Your task >> Write out, character for character, the line containing "Serialize everything readable" and all lines after it up to the end of the listing.

Recorded information >>
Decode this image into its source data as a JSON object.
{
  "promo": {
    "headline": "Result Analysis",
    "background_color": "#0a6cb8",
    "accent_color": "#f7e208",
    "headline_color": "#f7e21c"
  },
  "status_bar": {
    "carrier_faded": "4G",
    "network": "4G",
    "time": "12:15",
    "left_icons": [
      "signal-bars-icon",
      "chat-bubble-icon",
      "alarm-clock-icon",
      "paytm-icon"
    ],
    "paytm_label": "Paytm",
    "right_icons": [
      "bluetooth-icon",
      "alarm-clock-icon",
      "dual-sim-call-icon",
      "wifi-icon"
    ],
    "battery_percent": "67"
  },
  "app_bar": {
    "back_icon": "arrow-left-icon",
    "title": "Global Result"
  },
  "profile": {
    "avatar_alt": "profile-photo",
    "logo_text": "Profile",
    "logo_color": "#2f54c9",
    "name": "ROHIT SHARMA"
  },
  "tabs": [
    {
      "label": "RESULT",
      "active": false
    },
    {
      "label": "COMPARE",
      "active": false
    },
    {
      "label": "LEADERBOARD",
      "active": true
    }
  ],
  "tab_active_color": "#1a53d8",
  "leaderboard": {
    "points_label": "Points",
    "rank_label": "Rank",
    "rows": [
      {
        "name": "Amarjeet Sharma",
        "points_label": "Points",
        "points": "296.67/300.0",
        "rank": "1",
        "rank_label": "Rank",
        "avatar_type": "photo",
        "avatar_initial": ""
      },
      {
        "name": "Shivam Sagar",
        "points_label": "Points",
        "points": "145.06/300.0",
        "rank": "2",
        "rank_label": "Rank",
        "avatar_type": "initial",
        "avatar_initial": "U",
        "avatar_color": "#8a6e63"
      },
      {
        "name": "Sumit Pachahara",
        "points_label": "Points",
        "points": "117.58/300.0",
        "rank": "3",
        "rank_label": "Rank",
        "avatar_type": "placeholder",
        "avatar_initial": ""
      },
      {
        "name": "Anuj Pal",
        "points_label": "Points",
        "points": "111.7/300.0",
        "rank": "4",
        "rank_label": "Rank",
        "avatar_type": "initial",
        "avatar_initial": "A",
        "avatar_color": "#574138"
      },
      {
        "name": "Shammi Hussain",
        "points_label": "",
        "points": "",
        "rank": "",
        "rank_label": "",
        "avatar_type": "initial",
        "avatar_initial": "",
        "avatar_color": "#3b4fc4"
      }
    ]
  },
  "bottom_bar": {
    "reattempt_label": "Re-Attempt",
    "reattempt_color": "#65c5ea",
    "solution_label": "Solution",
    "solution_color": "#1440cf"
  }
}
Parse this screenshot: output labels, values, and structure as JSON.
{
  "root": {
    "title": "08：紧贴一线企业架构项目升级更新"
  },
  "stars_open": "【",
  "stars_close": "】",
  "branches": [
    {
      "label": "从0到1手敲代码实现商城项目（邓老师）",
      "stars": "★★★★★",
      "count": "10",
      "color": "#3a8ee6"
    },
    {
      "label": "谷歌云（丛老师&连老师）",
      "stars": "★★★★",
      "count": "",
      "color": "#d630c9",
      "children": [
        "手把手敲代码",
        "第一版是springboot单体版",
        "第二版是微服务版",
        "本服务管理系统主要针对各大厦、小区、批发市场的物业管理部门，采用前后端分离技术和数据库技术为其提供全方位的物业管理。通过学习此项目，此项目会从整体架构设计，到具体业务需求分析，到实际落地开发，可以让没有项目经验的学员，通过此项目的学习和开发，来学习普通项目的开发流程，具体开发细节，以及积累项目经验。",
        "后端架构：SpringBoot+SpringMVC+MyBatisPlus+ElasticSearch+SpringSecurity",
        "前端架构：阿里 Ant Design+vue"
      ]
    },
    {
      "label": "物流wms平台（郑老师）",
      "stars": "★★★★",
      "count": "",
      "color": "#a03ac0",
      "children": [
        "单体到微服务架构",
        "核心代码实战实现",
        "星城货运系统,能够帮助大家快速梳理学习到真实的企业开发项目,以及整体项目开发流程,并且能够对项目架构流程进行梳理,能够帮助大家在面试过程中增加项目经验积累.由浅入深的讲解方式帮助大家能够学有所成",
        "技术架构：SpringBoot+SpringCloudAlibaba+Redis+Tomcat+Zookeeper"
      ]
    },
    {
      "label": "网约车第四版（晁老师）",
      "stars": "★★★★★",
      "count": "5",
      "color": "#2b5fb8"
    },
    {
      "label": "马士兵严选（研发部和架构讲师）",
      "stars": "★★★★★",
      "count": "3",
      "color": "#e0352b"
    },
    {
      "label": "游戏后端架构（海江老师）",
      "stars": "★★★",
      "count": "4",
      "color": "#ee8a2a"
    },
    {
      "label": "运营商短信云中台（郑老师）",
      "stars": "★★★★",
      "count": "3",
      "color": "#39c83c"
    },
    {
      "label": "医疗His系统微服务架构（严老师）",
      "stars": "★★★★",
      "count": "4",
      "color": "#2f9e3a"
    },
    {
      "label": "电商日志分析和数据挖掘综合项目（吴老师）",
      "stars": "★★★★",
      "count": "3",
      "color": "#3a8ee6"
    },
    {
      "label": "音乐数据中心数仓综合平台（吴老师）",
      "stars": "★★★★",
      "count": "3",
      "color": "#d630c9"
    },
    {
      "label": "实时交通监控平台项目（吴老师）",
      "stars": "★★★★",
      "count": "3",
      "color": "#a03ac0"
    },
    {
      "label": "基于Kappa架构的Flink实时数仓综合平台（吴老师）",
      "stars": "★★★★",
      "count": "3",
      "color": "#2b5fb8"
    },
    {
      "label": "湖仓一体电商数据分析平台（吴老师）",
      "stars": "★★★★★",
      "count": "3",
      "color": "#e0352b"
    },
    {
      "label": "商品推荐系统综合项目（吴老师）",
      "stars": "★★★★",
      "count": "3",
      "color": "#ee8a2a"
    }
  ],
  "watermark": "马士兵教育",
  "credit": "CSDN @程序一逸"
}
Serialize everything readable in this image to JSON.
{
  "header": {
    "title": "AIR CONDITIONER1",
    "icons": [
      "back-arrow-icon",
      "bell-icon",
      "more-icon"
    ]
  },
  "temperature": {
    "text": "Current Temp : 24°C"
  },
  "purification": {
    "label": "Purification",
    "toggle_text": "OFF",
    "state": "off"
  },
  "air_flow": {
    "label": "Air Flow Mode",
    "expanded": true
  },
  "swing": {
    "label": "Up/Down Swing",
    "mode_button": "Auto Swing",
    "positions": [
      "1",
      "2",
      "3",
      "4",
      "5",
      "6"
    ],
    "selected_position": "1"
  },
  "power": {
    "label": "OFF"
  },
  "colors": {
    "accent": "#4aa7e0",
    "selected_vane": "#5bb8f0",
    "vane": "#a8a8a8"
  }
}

Response >>
Serialize everything readable in this image to JSON.
{
  "header": {
    "title": "AIR CONDITIONER1",
    "icons": [
      "back-arrow-icon",
      "bell-icon",
      "more-icon"
    ]
  },
  "temperature": {
    "text": "Current Temp : 24°C"
  },
  "purification": {
    "label": "Purification",
    "toggle_text": "OFF",
    "state": "off"
  },
  "air_flow": {
    "label": "Air Flow Mode",
    "expanded": true
  },
  "swing": {
    "label": "Up/Down Swing",
    "mode_button": "Auto Swing",
    "positions": [
      "1",
      "2",
      "3",
      "4",
      "5",
      "6"
    ],
    "selected_position": "1"
  },
  "power": {
    "label": "OFF"
  },
  "colors": {
    "accent": "#4aa7e0",
    "selected_vane": "#5bb8f0",
    "vane": "#a8a8a8"
  }
}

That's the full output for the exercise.